## AIM OF THE TASK
Are you able to retype all the records below exactly?

## EXTRACTED MATERIAL
________________

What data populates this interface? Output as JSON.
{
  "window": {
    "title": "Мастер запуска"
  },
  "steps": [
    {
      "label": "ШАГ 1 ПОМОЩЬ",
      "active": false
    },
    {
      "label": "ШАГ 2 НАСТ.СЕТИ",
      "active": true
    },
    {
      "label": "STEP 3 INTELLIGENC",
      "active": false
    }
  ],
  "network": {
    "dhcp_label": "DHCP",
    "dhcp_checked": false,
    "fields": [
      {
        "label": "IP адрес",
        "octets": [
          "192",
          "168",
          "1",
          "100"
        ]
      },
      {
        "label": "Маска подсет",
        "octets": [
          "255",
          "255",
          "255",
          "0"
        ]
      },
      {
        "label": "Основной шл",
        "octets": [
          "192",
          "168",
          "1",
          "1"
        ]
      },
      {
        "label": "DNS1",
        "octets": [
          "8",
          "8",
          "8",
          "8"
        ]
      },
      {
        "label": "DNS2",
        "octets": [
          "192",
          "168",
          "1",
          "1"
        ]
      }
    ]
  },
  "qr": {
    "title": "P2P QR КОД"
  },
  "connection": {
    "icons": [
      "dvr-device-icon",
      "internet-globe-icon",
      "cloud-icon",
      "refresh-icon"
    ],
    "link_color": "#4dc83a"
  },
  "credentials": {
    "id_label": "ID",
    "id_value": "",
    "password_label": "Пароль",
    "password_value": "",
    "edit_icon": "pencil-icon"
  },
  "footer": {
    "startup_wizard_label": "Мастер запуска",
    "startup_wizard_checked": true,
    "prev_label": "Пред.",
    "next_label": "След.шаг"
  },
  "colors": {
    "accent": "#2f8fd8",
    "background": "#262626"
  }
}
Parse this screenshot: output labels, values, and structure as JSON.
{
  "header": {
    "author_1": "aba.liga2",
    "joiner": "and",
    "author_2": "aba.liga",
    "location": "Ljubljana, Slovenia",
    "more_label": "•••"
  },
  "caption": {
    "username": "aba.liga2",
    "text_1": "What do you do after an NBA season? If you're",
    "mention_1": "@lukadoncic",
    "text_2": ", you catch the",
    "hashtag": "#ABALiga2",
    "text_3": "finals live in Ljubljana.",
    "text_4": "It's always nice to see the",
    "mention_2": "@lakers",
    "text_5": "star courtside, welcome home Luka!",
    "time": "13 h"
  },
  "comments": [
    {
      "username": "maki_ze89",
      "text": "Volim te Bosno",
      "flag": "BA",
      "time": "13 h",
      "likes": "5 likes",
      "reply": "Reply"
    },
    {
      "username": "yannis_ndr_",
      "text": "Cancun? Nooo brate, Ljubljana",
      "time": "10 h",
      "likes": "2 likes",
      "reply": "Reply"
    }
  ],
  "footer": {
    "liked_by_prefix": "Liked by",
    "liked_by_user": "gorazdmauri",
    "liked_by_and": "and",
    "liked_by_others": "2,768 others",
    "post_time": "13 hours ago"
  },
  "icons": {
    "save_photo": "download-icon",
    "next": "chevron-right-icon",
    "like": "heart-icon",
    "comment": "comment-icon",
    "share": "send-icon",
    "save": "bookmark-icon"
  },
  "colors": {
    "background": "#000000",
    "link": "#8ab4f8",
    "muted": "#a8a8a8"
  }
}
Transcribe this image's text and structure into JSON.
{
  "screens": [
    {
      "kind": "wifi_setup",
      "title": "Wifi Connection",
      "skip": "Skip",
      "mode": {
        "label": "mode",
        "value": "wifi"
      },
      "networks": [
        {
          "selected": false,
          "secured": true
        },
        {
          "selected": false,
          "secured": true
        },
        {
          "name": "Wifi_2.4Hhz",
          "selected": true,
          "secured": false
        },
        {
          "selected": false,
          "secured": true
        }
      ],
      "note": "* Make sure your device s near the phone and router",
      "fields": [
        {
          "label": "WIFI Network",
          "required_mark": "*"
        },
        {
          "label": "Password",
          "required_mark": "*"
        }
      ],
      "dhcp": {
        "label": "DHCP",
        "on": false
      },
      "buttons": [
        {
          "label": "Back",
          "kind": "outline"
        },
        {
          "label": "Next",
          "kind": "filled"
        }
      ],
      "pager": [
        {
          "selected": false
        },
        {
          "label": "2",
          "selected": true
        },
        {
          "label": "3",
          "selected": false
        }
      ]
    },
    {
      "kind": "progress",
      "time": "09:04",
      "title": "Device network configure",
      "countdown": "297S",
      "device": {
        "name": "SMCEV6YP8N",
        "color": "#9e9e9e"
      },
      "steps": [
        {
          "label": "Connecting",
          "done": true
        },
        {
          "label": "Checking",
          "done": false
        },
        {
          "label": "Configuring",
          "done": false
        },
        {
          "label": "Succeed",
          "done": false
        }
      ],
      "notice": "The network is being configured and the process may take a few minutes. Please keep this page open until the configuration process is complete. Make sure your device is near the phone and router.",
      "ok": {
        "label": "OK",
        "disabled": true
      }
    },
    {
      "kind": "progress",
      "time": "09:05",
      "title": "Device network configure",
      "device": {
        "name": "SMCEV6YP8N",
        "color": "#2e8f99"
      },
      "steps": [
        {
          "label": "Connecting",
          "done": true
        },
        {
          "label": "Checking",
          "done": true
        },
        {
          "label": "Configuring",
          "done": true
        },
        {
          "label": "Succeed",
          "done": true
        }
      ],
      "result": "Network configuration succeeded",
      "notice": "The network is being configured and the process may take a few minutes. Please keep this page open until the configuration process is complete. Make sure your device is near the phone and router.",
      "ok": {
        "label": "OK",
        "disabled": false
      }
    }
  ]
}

________________

## RESPONSE TO THIS TASK
What data populates this interface? Output as JSON.
{
  "window": {
    "title": "Мастер запуска"
  },
  "steps": [
    {
      "label": "ШАГ 1 ПОМОЩЬ",
      "active": false
    },
    {
      "label": "ШАГ 2 НАСТ.СЕТИ",
      "active": true
    },
    {
      "label": "STEP 3 INTELLIGENC",
      "active": false
    }
  ],
  "network": {
    "dhcp_label": "DHCP",
    "dhcp_checked": false,
    "fields": [
      {
        "label": "IP адрес",
        "octets": [
          "192",
          "168",
          "1",
          "100"
        ]
      },
      {
        "label": "Маска подсет",
        "octets": [
          "255",
          "255",
          "255",
          "0"
        ]
      },
      {
        "label": "Основной шл",
        "octets": [
          "192",
          "168",
          "1",
          "1"
        ]
      },
      {
        "label": "DNS1",
        "octets": [
          "8",
          "8",
          "8",
          "8"
        ]
      },
      {
        "label": "DNS2",
        "octets": [
          "192",
          "168",
          "1",
          "1"
        ]
      }
    ]
  },
  "qr": {
    "title": "P2P QR КОД"
  },
  "connection": {
    "icons": [
      "dvr-device-icon",
      "internet-globe-icon",
      "cloud-icon",
      "refresh-icon"
    ],
    "link_color": "#4dc83a"
  },
  "credentials": {
    "id_label": "ID",
    "id_value": "",
    "password_label": "Пароль",
    "password_value": "",
    "edit_icon": "pencil-icon"
  },
  "footer": {
    "startup_wizard_label": "Мастер запуска",
    "startup_wizard_checked": true,
    "prev_label": "Пред.",
    "next_label": "След.шаг"
  },
  "colors": {
    "accent": "#2f8fd8",
    "background": "#262626"
  }
}
Parse this screenshot: output labels, values, and structure as JSON.
{
  "header": {
    "author_1": "aba.liga2",
    "joiner": "and",
    "author_2": "aba.liga",
    "location": "Ljubljana, Slovenia",
    "more_label": "•••"
  },
  "caption": {
    "username": "aba.liga2",
    "text_1": "What do you do after an NBA season? If you're",
    "mention_1": "@lukadoncic",
    "text_2": ", you catch the",
    "hashtag": "#ABALiga2",
    "text_3": "finals live in Ljubljana.",
    "text_4": "It's always nice to see the",
    "mention_2": "@lakers",
    "text_5": "star courtside, welcome home Luka!",
    "time": "13 h"
  },
  "comments": [
    {
      "username": "maki_ze89",
      "text": "Volim te Bosno",
      "flag": "BA",
      "time": "13 h",
      "likes": "5 likes",
      "reply": "Reply"
    },
    {
      "username": "yannis_ndr_",
      "text": "Cancun? Nooo brate, Ljubljana",
      "time": "10 h",
      "likes": "2 likes",
      "reply": "Reply"
    }
  ],
  "footer": {
    "liked_by_prefix": "Liked by",
    "liked_by_user": "gorazdmauri",
    "liked_by_and": "and",
    "liked_by_others": "2,768 others",
    "post_time": "13 hours ago"
  },
  "icons": {
    "save_photo": "download-icon",
    "next": "chevron-right-icon",
    "like": "heart-icon",
    "comment": "comment-icon",
    "share": "send-icon",
    "save": "bookmark-icon"
  },
  "colors": {
    "background": "#000000",
    "link": "#8ab4f8",
    "muted": "#a8a8a8"
  }
}
Transcribe this image's text and structure into JSON.
{
  "screens": [
    {
      "kind": "wifi_setup",
      "title": "Wifi Connection",
      "skip": "Skip",
      "mode": {
        "label": "mode",
        "value": "wifi"
      },
      "networks": [
        {
          "selected": false,
          "secured": true
        },
        {
          "selected": false,
          "secured": true
        },
        {
          "name": "Wifi_2.4Hhz",
          "selected": true,
          "secured": false
        },
        {
          "selected": false,
          "secured": true
        }
      ],
      "note": "* Make sure your device s near the phone and router",
      "fields": [
        {
          "label": "WIFI Network",
          "required_mark": "*"
        },
        {
          "label": "Password",
          "required_mark": "*"
        }
      ],
      "dhcp": {
        "label": "DHCP",
        "on": false
      },
      "buttons": [
        {
          "label": "Back",
          "kind": "outline"
        },
        {
          "label": "Next",
          "kind": "filled"
        }
      ],
      "pager": [
        {
          "selected": false
        },
        {
          "label": "2",
          "selected": true
        },
        {
          "label": "3",
          "selected": false
        }
      ]
    },
    {
      "kind": "progress",
      "time": "09:04",
      "title": "Device network configure",
      "countdown": "297S",
      "device": {
        "name": "SMCEV6YP8N",
        "color": "#9e9e9e"
      },
      "steps": [
        {
          "label": "Connecting",
          "done": true
        },
        {
          "label": "Checking",
          "done": false
        },
        {
          "label": "Configuring",
          "done": false
        },
        {
          "label": "Succeed",
          "done": false
        }
      ],
      "notice": "The network is being configured and the process may take a few minutes. Please keep this page open until the configuration process is complete. Make sure your device is near the phone and router.",
      "ok": {
        "label": "OK",
        "disabled": true
      }
    },
    {
      "kind": "progress",
      "time": "09:05",
      "title": "Device network configure",
      "device": {
        "name": "SMCEV6YP8N",
        "color": "#2e8f99"
      },
      "steps": [
        {
          "label": "Connecting",
          "done": true
        },
        {
          "label": "Checking",
          "done": true
        },
        {
          "label": "Configuring",
          "done": true
        },
        {
          "label": "Succeed",
          "done": true
        }
      ],
      "result": "Network configuration succeeded",
      "notice": "The network is being configured and the process may take a few minutes. Please keep this page open until the configuration process is complete. Make sure your device is near the phone and router.",
      "ok": {
        "label": "OK",
        "disabled": false
      }
    }
  ]
}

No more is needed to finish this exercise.